And I ask these questions because, even as the Holocaust is unique, a crime without parallel in history, the seeds of hate that gave rise to the Shoah—the ignorance that conspires with arrogance, the indifference that betrays compassion—those seeds have always been with us.  They have found root across cultures, and across faiths, and across generations.  The Ambassador mentioned the story of Cain and Abel.  It’s deep within us.  Too often, especially in times of change, especially in times of anxiety and uncertainty, we are too willing to give into a base desire to find someone else—someone different—to blame for our struggles.

Here, tonight, we must confront the reality that around the world, anti-Semitism is on the rise.  We cannot deny it.  When we see some Jews leaving major European cities—where their families have lived for generations—because they no longer feel safe; when Jewish centers are targeted from Mumbai to Overland Park, Kansas; when swastikas appear on college campuses—when we see all that and more, we must not be silent.

An attack on any faith is an attack on all of our faiths.  It is an attack on that Golden Rule at the heart of so many faiths—that we ought to do unto others as we would have done to us.  For Americans, in particular, we should understand that it’s an attack on our diversity, on the very idea that people of different backgrounds can live together and thrive together.  Which is why—your father was right—we are all Jews.  Because anti-Semitism is a distillation, an expression of an evil that runs through so much of human history, and if we do not answer that, we do not answer any other form of evil.  When any Jew anywhere is targeted just for being Jewish, we all have to respond as Roddie Edmonds did—“We are all Jews.”

We know that we’ll never be able to wipe out hatred from every single mind.  We won’t entirely erase the scourge of anti-Semitism.  But like the Righteous, we must do everything we can. All of us have a responsibility.

Certainly government has a responsibility.  As President, I’ve made sure that the United States is leading the global fight against anti-Semitism.  And it’s why, with Israel and countries around the world, we organized the first United Nations General Assembly meeting on anti-Semitism.  It’s why we’ve urged other nations to dedicate a special envoy to this threat, as we have.

_Written tasks_
(A) According to the speech on anti-Semitism, between which two places have Jewish centers been targeted?
(B) Update the speech on anti-Semitism from "We know that" through "have a responsibility.", swapping "scourge" for "blight".
(C) Continue the speech on anti-Semitism from its final sentence.
The records below this point come from a separate source.

_Material provided_
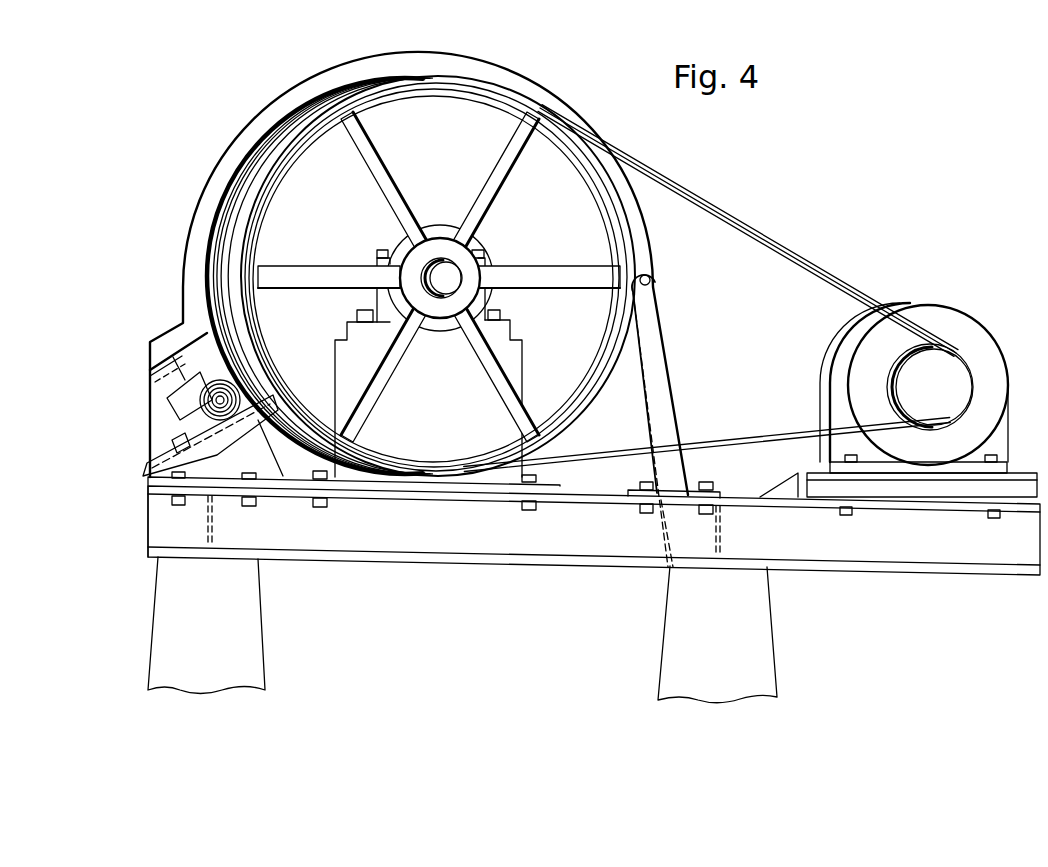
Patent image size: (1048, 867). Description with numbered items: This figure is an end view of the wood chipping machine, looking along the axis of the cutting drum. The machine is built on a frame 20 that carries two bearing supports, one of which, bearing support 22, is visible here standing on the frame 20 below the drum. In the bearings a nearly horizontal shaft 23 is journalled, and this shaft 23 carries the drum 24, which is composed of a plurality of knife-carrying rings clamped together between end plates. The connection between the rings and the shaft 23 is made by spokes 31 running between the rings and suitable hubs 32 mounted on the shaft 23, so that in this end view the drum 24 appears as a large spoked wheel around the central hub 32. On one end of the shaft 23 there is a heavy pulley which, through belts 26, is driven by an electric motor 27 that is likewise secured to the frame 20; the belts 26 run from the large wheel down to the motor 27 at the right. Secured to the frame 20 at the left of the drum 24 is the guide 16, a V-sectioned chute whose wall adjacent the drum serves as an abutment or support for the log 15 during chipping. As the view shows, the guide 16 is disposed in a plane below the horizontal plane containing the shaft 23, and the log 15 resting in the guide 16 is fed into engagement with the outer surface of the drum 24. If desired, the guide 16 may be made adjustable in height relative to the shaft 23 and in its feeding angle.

The log 15 is at (200, 402).
The guide 16 is at (177, 412).
The frame 20 is at (562, 556).
The bearing support 22 is at (510, 370).
The shaft 23 is at (453, 268).
The drum 24 is at (210, 237).
The belts 26 is at (775, 242).
The electric motor 27 is at (988, 388).
The spokes 31 is at (375, 167).
The hubs 32 is at (433, 238).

_Responses per task_
(A) From Mumbai to Overland Park, Kansas.

(B)
We know that we’ll never be able to wipe out hatred from every single mind.  We won’t entirely erase the blight of anti-Semitism.  But like the Righteous, we must do everything we can. All of us have a responsibility.

(C)
It’s why, when a statue of an anti-Semitic leader from World War II was planned in Hungary, we led the charge to convince their government to reverse course.  This was not a side note to our relations with Hungary, this was central to maintaining a good relationship with the United States, and we let them know.

It’s why, when voices around the world veer from criticism of a particular Israeli policy to an unjust denial of Israel’s right to exist, when Israel faces terrorism, we stand up forcefully and proudly in defense of our ally, in defense of our friend, in defense of the Jewish State of Israel.  America’s commitment to Israel’s security remains, now and forever, unshakeable.  And I’ve said this before—it would be a fundamental moral failing if America broke that bond.

All nations that prize diversity and tolerance and pluralism must speak out whenever and wherever Jews and other religious minorities are attacked.  In recent years, we’ve seen leaders in France, Germany, and Great Britain stand strongly against anti-Semitism.  In Israel, President Rivlin has spoken eloquently about the need for tolerance and acceptance among all Israelis—Jewish and Arab.

Meanwhile, governments have an obligation to care for the survivors of the Shoah—because no one who endured that horror should have to scrape by in their golden years.  So, with our White House initiative, we’re working to improve care for Holocaust survivors in need here in the United States.  And with the compensation fund we helped create, claims are finally being paid that even more Jews deported from France during the Holocaust, including survivors here in America, can benefit from.

But the task before us does not fall on government alone.  Every faith community has a responsibility.  Just as all religions speak out against those who try to twist their faith to justify terrorism and violence, just as all faiths need to speak out when interpretations of their religion veer in an ugly direction, so, too, must they speak out against those who use their faith to justify bias against Jews, or people of any faith.
We know that there were Muslims—from Albanians to Arabs —who protected Jews from Nazis.  In Morocco, leaders from Muslim-majority countries around the world just held a summit on protecting religious minorities, including Jews and Christians.  His Holiness Pope Francis has spoken forcefully against anti-Semitism, saying, “Every human being, as a creature of God, is our brother, regardless of his origins or religious beliefs.”  These are the voices we must heed.  And anyone who claims to be a religious leader must project that vision, that truth.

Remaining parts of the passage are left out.